#### Your instructions:
Go through the lines below. Copy those with "this".

-- Start Supplied entries --

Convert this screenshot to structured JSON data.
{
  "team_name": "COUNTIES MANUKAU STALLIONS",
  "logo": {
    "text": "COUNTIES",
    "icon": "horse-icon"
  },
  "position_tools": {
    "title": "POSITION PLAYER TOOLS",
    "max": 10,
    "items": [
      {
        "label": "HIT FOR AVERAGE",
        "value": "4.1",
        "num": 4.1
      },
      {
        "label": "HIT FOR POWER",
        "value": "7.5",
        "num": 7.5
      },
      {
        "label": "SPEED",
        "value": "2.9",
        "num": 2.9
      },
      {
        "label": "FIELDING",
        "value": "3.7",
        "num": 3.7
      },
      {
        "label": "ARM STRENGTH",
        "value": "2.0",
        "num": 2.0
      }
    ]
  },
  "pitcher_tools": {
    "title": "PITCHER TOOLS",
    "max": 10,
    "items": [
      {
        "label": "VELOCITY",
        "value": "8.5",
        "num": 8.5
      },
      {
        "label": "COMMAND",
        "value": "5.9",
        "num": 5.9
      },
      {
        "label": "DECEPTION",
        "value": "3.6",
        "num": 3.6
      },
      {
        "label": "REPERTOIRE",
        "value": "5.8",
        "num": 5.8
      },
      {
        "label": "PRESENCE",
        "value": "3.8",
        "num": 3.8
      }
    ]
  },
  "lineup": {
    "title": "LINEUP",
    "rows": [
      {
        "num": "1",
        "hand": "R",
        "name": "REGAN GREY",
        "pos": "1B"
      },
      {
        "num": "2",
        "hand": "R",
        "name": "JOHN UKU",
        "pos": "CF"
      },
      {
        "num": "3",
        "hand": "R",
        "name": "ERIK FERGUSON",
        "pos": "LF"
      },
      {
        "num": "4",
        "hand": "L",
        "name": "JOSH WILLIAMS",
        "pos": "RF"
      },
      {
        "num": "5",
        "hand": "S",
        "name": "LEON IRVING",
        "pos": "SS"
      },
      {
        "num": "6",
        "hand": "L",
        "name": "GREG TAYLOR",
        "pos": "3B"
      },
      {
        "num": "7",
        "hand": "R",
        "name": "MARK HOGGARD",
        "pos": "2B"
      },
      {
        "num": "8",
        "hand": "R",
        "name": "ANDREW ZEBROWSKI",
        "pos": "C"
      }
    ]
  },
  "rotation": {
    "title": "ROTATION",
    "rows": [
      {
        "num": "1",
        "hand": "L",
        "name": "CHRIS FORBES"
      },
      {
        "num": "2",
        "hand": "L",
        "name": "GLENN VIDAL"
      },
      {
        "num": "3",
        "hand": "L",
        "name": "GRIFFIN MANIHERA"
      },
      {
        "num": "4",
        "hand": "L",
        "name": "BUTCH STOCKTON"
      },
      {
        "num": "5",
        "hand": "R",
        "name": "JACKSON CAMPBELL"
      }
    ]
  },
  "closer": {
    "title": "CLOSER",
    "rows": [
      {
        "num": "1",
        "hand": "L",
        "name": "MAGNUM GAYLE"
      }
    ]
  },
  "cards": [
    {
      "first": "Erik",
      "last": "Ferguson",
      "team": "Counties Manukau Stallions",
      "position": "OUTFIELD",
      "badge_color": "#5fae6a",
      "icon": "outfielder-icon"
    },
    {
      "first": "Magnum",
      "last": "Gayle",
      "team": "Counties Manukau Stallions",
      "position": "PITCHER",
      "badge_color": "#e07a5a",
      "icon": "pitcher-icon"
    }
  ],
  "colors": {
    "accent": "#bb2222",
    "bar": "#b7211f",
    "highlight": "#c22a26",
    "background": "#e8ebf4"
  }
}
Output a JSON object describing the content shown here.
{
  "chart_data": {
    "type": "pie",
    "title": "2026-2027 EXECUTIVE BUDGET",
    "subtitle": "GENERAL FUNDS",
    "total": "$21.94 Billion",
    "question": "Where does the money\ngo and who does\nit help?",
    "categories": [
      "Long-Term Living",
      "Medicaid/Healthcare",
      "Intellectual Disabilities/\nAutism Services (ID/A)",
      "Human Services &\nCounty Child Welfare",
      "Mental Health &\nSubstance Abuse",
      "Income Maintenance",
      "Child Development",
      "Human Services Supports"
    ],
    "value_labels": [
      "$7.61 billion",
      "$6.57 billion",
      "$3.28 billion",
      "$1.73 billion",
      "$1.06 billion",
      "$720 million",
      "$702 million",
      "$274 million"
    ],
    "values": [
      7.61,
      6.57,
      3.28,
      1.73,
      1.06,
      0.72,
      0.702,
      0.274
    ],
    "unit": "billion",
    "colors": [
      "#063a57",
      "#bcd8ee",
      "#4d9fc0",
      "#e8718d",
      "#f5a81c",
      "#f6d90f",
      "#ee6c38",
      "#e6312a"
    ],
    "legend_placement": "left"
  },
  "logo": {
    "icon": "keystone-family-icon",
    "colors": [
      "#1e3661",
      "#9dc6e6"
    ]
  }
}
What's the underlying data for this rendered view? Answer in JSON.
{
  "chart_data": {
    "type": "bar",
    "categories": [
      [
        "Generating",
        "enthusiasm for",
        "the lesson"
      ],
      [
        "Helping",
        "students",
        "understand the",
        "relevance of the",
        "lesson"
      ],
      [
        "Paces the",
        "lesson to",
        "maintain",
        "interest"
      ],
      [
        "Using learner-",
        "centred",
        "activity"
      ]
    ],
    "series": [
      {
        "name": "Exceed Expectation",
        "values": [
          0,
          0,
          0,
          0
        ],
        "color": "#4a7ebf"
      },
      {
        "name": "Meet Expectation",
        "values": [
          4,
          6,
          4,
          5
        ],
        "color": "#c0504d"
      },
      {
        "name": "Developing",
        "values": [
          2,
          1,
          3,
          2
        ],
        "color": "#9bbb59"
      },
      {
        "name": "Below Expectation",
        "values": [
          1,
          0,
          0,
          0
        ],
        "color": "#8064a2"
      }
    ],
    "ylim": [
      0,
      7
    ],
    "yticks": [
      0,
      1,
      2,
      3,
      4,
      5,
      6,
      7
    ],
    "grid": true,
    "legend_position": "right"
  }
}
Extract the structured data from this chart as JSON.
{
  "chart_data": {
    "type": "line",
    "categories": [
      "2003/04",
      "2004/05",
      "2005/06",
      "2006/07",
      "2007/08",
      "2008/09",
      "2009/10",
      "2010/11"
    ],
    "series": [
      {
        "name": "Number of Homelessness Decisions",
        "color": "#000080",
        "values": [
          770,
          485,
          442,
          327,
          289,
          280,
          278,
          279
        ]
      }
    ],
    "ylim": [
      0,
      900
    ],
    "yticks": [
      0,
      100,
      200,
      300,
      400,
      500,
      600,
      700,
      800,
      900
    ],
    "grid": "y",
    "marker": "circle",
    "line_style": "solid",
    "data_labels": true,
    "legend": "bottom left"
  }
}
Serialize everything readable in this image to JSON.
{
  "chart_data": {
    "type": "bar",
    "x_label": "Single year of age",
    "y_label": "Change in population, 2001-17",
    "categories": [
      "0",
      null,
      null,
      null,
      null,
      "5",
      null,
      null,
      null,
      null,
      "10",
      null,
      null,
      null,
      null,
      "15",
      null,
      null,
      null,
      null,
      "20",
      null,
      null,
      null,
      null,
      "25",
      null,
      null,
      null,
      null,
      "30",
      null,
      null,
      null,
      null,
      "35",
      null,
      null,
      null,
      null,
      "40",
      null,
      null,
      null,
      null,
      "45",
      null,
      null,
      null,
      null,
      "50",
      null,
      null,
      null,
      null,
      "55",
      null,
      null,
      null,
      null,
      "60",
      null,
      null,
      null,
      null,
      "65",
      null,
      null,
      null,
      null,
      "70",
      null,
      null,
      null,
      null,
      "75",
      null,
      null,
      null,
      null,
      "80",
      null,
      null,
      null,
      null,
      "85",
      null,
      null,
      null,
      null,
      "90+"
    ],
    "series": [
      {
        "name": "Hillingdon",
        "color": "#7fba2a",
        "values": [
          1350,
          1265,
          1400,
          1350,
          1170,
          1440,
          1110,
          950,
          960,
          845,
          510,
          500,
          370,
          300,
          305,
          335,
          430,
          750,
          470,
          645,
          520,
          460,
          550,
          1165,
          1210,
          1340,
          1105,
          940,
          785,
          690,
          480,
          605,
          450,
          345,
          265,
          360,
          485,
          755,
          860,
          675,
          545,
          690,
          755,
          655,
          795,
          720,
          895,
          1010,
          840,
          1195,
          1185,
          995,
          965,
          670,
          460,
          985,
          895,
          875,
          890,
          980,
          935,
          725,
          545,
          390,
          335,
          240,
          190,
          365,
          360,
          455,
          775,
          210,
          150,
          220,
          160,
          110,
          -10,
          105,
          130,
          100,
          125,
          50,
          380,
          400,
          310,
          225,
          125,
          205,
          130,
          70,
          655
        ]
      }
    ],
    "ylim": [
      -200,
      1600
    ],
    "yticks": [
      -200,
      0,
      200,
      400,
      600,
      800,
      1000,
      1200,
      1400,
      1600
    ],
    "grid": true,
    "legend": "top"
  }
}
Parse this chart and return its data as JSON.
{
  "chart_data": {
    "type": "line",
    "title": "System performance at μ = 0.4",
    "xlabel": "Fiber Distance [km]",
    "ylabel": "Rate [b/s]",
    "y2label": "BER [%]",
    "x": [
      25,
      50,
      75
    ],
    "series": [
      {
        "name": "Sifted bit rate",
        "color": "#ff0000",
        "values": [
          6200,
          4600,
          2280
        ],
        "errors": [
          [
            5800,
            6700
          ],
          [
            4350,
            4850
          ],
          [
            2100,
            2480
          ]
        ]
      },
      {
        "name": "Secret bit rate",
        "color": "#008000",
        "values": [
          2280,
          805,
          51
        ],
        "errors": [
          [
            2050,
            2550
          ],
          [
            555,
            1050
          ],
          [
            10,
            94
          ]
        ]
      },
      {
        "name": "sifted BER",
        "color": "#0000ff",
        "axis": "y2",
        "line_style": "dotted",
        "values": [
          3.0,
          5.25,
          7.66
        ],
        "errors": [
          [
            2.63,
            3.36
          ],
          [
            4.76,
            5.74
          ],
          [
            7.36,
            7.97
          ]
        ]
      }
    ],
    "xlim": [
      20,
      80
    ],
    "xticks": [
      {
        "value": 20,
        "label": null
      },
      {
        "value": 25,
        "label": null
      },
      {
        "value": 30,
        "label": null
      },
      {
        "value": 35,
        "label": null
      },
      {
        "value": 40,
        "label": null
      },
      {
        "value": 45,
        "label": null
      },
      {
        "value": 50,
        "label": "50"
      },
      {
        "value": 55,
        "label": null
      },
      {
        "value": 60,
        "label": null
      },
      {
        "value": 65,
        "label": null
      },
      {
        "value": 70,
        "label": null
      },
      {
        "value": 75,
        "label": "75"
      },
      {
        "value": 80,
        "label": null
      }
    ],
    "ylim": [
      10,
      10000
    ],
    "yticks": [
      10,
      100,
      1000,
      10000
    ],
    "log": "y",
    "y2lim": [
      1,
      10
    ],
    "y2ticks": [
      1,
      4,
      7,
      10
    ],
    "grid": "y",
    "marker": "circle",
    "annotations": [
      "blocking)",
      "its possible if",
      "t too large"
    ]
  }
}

-- End Supplied entries --

#### Output below:
Convert this screenshot to structured JSON data.
What's the underlying data for this rendered view? Answer in JSON.
Extract the structured data from this chart as JSON.
Serialize everything readable in this image to JSON.
Parse this chart and return its data as JSON.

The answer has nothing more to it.